**What is required:**
What is the count of lines in the listing below that hold the string "clubbmf"? Reply with that number alone.

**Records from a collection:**

--

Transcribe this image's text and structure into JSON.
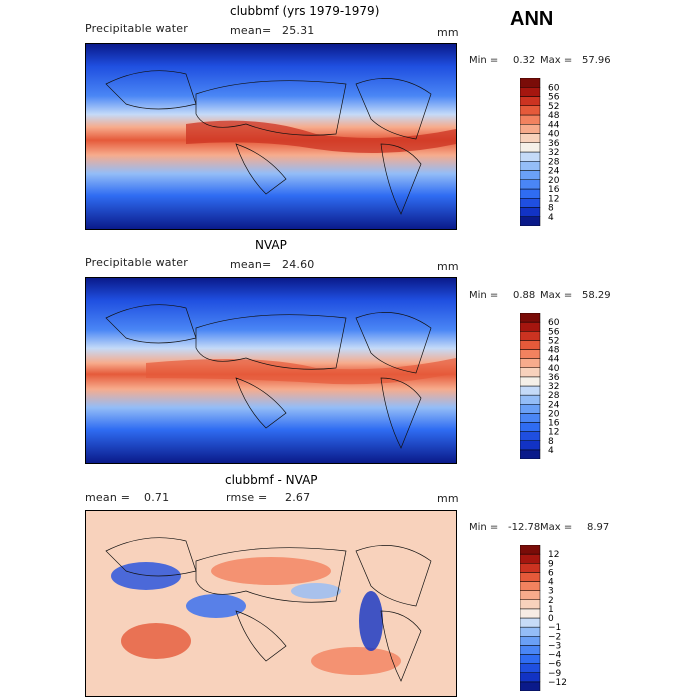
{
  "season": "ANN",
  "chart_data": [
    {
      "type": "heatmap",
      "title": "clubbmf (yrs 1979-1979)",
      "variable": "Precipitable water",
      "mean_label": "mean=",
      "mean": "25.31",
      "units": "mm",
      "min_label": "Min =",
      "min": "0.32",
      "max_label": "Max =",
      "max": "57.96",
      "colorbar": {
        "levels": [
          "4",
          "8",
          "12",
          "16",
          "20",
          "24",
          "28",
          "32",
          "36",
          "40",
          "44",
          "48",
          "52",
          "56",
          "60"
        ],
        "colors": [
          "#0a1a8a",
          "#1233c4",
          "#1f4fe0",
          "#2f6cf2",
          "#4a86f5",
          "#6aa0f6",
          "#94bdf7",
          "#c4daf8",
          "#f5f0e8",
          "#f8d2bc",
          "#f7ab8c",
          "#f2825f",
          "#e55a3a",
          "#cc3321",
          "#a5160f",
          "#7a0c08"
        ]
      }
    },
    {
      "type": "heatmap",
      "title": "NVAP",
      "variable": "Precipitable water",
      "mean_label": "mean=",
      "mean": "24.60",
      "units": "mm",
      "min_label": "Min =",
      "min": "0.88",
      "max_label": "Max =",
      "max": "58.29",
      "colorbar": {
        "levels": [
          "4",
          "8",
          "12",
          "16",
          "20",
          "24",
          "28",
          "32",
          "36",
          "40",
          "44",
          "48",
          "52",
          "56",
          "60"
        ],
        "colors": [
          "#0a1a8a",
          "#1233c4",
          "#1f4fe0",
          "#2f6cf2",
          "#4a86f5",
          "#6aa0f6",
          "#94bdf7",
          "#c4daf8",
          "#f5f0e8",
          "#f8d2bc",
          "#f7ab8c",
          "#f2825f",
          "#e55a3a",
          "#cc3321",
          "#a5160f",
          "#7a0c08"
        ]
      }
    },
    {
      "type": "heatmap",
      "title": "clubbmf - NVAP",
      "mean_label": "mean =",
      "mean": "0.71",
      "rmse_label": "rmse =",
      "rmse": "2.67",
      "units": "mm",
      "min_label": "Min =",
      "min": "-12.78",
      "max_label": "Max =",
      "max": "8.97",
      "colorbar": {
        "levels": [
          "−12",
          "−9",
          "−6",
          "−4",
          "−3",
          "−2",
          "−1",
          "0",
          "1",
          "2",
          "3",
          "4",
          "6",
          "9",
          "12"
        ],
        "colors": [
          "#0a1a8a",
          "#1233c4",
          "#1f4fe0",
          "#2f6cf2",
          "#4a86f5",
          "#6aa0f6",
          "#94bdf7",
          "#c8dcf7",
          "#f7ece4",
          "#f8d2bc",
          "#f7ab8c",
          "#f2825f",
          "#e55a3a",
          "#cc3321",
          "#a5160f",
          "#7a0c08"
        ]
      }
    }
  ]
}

--

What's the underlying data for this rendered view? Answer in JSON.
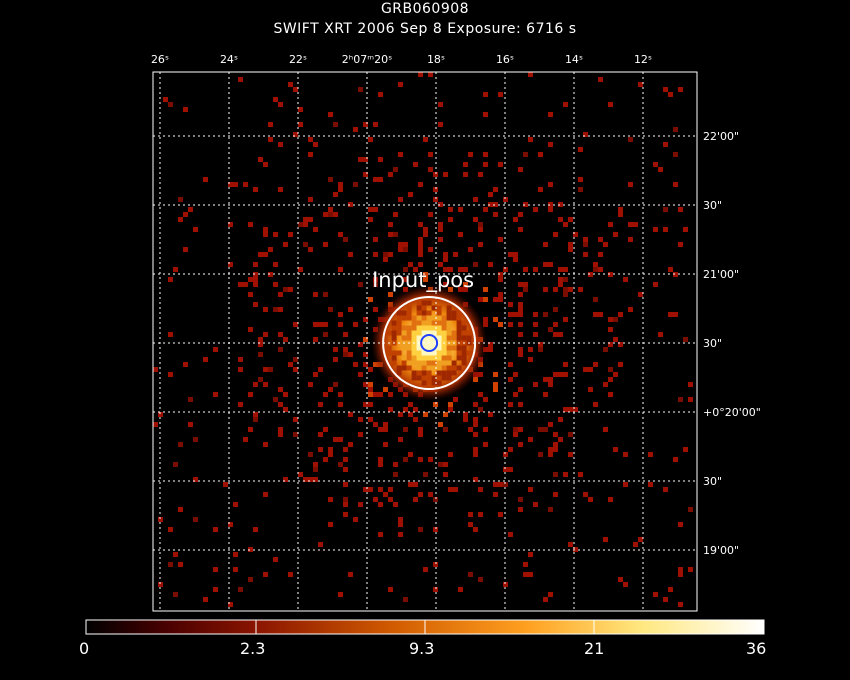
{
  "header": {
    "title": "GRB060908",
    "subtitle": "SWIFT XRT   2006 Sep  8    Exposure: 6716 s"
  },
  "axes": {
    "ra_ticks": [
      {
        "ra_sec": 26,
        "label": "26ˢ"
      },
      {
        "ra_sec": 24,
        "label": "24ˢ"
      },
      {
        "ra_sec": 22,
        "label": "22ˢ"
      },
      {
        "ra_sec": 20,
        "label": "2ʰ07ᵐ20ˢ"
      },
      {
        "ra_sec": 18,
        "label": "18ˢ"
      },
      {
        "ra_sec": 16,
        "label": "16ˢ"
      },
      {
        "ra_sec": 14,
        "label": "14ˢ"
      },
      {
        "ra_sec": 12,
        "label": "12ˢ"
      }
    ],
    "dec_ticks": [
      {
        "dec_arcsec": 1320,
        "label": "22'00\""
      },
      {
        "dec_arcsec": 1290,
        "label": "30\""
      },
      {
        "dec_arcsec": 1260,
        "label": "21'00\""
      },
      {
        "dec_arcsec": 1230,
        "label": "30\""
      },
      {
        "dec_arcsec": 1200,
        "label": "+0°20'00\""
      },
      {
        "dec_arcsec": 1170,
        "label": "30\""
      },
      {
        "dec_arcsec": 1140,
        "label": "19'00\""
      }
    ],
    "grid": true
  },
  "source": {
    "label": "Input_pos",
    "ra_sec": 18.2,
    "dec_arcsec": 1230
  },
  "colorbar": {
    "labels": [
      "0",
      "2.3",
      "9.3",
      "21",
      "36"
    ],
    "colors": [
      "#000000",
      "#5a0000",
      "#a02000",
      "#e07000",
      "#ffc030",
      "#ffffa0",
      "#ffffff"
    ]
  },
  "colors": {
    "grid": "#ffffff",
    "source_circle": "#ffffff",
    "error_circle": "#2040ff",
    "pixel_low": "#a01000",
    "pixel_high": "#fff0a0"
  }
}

--

**Result of this task:**
2